**Your task**
Which lines have the string "OtherType"? Copy all of them from the entries below.

**Stored items from a collection**
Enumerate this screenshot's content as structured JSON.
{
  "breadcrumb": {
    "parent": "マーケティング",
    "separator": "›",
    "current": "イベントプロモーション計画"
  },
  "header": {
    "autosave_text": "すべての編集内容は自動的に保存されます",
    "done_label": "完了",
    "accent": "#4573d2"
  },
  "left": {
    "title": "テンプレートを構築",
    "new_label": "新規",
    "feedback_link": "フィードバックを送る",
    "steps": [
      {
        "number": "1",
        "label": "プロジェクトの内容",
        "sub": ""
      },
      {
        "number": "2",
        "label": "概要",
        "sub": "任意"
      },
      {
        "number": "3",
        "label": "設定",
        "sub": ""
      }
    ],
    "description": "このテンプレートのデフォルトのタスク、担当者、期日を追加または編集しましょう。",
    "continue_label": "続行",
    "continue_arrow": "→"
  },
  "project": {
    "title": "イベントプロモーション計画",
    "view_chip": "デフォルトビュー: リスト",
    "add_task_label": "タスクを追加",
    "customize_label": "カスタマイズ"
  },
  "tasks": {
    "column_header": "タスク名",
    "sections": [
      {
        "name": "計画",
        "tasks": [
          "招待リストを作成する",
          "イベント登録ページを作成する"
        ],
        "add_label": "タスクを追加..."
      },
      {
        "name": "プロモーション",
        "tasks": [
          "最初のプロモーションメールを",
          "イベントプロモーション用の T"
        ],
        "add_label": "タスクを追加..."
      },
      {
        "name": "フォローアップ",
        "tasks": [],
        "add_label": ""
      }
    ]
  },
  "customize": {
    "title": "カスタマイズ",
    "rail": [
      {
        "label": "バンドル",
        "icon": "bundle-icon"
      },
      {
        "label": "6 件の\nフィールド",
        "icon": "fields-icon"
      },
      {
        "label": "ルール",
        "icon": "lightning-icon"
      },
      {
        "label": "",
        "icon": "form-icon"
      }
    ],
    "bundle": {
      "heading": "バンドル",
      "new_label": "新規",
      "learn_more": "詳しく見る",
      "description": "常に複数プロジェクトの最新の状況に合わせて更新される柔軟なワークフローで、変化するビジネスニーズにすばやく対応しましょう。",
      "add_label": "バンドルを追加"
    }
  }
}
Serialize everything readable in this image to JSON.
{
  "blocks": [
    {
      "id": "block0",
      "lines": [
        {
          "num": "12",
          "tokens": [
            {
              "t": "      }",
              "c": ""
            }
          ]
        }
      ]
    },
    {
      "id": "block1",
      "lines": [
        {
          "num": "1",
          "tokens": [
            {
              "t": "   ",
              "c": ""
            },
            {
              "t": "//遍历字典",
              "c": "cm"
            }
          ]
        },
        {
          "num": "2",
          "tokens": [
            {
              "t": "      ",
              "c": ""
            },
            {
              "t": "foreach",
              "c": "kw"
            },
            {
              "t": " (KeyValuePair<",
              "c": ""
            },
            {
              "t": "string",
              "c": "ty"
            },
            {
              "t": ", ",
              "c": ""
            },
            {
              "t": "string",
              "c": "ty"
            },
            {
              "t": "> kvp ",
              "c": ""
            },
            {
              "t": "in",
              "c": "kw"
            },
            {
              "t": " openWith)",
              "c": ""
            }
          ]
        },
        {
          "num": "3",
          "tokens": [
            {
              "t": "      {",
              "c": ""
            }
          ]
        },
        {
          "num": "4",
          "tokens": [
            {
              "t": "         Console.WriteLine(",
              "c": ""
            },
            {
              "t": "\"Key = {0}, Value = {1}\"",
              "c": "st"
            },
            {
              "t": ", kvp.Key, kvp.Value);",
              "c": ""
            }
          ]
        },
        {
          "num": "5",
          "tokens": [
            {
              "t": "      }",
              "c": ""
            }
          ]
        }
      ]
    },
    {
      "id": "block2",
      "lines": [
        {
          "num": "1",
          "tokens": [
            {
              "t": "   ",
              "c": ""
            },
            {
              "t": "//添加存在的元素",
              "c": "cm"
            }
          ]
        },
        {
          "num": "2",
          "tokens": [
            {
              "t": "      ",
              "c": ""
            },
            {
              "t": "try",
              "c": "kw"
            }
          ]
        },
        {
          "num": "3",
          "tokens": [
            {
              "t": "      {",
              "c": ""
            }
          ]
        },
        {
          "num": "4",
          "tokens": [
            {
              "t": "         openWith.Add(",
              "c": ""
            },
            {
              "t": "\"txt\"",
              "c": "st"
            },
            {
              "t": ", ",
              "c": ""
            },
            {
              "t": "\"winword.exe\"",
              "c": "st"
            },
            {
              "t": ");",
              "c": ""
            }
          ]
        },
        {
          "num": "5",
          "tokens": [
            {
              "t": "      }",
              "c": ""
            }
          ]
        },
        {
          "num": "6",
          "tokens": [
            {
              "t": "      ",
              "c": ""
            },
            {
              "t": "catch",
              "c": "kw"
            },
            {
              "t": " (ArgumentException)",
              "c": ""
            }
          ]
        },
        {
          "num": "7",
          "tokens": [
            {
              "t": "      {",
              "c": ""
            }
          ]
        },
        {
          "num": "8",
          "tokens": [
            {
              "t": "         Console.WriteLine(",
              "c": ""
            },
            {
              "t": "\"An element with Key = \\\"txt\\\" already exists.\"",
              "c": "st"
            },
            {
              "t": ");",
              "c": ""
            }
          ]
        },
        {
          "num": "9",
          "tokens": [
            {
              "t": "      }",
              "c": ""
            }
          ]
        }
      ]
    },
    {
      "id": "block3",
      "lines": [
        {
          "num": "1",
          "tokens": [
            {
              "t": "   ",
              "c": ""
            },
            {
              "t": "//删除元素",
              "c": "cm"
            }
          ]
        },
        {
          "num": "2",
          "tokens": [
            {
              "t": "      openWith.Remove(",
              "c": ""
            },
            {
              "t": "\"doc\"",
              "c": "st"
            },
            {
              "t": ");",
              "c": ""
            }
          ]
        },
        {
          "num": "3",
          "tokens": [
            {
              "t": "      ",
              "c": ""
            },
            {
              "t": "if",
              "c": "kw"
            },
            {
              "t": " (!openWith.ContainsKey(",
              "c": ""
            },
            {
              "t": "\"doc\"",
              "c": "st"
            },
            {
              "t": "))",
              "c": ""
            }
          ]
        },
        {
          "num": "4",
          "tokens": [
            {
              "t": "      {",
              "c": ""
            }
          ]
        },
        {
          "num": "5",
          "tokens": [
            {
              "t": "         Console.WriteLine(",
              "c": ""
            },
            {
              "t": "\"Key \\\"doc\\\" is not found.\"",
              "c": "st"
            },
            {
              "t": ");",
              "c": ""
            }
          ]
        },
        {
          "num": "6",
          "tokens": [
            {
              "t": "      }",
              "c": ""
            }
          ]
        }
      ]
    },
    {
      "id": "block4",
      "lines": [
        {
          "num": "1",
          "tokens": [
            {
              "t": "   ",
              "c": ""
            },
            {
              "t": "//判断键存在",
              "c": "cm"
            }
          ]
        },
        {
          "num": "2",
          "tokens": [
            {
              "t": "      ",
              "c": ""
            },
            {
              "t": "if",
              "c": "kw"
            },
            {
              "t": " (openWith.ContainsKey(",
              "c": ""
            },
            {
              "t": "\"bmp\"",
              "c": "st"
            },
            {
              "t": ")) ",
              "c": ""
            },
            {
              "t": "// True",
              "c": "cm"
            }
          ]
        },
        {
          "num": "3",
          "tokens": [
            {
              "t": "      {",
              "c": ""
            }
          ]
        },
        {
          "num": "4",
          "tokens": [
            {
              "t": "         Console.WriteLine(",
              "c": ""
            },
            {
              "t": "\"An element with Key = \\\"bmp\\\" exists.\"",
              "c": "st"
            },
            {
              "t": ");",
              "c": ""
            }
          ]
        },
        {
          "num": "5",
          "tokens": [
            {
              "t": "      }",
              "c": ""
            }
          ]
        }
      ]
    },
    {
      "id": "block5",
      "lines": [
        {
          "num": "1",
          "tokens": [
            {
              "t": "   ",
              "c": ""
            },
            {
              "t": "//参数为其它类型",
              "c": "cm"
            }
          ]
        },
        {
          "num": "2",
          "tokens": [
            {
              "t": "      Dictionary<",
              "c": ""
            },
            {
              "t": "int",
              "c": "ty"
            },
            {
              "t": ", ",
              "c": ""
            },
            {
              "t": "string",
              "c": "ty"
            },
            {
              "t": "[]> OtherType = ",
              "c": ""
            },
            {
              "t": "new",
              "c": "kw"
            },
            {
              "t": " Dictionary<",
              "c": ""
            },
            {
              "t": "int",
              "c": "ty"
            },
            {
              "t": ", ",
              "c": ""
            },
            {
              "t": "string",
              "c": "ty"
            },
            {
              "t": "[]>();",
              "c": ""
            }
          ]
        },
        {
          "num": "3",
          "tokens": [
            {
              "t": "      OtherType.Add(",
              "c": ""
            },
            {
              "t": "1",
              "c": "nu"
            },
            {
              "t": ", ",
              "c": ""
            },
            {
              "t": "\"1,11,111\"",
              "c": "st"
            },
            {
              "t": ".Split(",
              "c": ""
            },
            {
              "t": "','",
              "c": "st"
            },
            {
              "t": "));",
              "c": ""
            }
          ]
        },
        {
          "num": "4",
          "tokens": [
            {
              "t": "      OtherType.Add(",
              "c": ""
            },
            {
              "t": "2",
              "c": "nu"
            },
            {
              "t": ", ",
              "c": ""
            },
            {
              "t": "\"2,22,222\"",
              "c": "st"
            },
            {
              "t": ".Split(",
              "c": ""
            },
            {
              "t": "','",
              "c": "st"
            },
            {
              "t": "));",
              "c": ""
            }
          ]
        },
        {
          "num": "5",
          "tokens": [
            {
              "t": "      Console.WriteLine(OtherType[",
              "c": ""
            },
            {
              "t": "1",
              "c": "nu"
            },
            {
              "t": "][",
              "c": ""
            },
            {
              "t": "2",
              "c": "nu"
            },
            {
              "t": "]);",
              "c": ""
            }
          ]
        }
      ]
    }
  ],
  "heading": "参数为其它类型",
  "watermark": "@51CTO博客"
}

**Output of the exercise**
              "t": "[]> OtherType = ",
              "t": "      OtherType.Add(",
              "t": "      OtherType.Add(",
              "t": "      Console.WriteLine(OtherType[",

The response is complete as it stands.